* start Records for processing *
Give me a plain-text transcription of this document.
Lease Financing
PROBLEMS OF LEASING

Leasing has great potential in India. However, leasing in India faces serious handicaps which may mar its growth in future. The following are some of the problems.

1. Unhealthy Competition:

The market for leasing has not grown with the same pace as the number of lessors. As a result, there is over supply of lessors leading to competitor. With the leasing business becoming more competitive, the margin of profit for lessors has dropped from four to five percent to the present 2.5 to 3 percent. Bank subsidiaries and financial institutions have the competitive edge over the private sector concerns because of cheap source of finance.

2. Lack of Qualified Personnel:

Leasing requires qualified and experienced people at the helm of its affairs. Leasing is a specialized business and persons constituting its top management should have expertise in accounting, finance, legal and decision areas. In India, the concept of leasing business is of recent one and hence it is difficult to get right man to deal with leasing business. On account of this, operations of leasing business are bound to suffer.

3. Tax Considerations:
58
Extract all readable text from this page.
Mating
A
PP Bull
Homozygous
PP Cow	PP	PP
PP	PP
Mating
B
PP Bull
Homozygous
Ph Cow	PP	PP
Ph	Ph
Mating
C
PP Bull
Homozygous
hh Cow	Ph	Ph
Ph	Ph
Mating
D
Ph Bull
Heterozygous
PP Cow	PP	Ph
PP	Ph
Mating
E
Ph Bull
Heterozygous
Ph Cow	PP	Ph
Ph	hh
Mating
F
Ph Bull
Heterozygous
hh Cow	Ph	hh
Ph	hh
* end Records for processing *
• **Aim of the exercise**:
Extract, from the material above, each line holding the word "text".

• **Response**:
Give me a plain-text transcription of this document.
Extract all readable text from this page.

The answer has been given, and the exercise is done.